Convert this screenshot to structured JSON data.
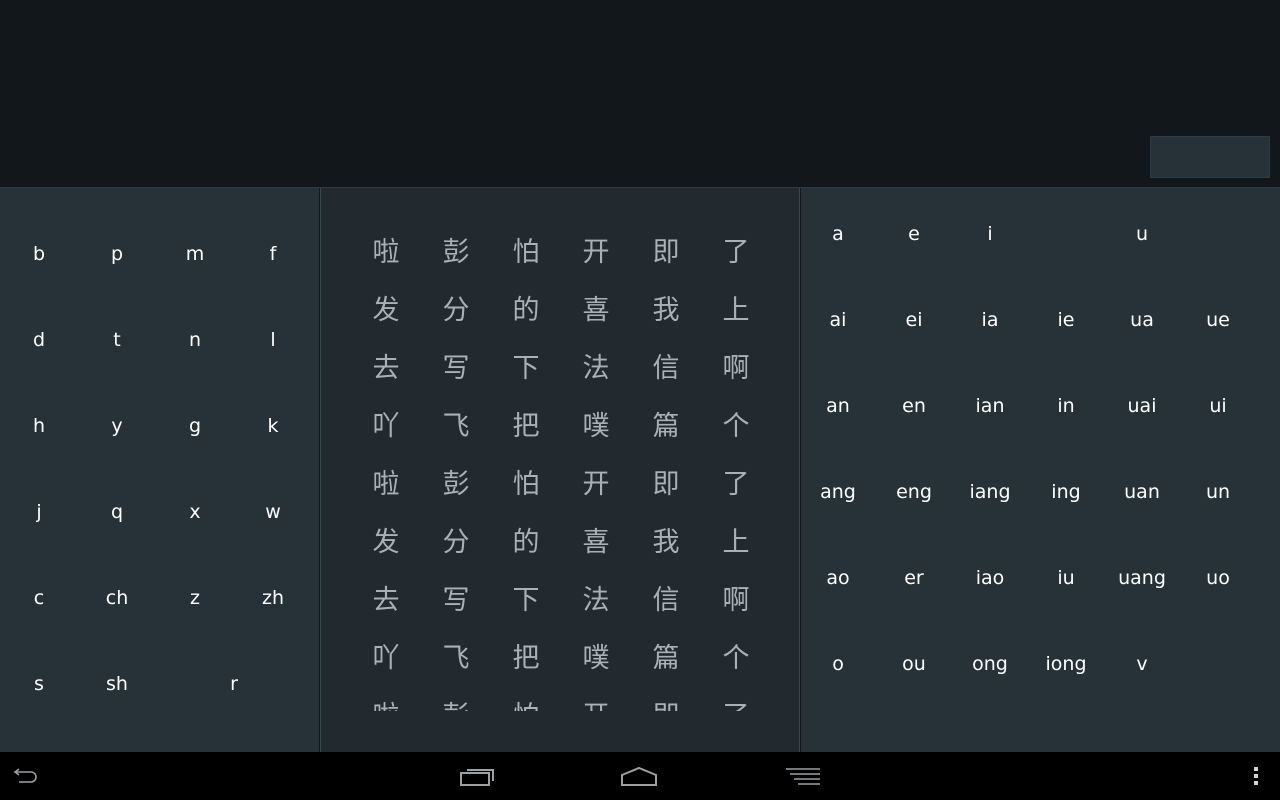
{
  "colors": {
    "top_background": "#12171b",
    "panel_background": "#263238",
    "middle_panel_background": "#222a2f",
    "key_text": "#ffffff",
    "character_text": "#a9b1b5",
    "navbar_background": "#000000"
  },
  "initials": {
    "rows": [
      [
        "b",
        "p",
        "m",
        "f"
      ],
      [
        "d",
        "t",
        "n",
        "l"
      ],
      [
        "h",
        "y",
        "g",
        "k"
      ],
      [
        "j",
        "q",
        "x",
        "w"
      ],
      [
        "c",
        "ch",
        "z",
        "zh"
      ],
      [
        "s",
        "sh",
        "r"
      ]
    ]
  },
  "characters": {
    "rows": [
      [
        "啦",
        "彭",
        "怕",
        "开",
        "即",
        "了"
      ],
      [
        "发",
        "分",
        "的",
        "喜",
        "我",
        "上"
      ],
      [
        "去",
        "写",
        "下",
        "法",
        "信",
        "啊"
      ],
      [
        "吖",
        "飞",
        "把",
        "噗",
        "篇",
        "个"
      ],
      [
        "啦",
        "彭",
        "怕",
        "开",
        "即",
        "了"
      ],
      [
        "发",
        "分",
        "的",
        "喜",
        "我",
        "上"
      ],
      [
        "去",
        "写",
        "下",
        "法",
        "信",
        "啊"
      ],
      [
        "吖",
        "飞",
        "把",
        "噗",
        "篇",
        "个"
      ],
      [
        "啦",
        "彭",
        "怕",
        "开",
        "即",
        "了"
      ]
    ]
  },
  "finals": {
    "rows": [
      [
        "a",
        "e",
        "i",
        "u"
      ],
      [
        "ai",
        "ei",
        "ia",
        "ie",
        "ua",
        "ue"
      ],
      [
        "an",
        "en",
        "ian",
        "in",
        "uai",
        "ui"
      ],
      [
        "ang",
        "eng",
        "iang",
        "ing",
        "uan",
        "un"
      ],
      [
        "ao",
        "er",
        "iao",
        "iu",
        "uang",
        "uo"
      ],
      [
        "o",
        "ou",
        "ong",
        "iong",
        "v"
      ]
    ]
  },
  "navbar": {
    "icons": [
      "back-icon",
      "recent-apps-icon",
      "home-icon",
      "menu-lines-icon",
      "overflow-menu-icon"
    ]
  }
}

· · · · · · ·

What you will do: The records above need to be restated word for word, with the pictures left out.

Finished answer:
Convert this screenshot to structured JSON data.
{
  "colors": {
    "top_background": "#12171b",
    "panel_background": "#263238",
    "middle_panel_background": "#222a2f",
    "key_text": "#ffffff",
    "character_text": "#a9b1b5",
    "navbar_background": "#000000"
  },
  "initials": {
    "rows": [
      [
        "b",
        "p",
        "m",
        "f"
      ],
      [
        "d",
        "t",
        "n",
        "l"
      ],
      [
        "h",
        "y",
        "g",
        "k"
      ],
      [
        "j",
        "q",
        "x",
        "w"
      ],
      [
        "c",
        "ch",
        "z",
        "zh"
      ],
      [
        "s",
        "sh",
        "r"
      ]
    ]
  },
  "characters": {
    "rows": [
      [
        "啦",
        "彭",
        "怕",
        "开",
        "即",
        "了"
      ],
      [
        "发",
        "分",
        "的",
        "喜",
        "我",
        "上"
      ],
      [
        "去",
        "写",
        "下",
        "法",
        "信",
        "啊"
      ],
      [
        "吖",
        "飞",
        "把",
        "噗",
        "篇",
        "个"
      ],
      [
        "啦",
        "彭",
        "怕",
        "开",
        "即",
        "了"
      ],
      [
        "发",
        "分",
        "的",
        "喜",
        "我",
        "上"
      ],
      [
        "去",
        "写",
        "下",
        "法",
        "信",
        "啊"
      ],
      [
        "吖",
        "飞",
        "把",
        "噗",
        "篇",
        "个"
      ],
      [
        "啦",
        "彭",
        "怕",
        "开",
        "即",
        "了"
      ]
    ]
  },
  "finals": {
    "rows": [
      [
        "a",
        "e",
        "i",
        "u"
      ],
      [
        "ai",
        "ei",
        "ia",
        "ie",
        "ua",
        "ue"
      ],
      [
        "an",
        "en",
        "ian",
        "in",
        "uai",
        "ui"
      ],
      [
        "ang",
        "eng",
        "iang",
        "ing",
        "uan",
        "un"
      ],
      [
        "ao",
        "er",
        "iao",
        "iu",
        "uang",
        "uo"
      ],
      [
        "o",
        "ou",
        "ong",
        "iong",
        "v"
      ]
    ]
  },
  "navbar": {
    "icons": [
      "back-icon",
      "recent-apps-icon",
      "home-icon",
      "menu-lines-icon",
      "overflow-menu-icon"
    ]
  }
}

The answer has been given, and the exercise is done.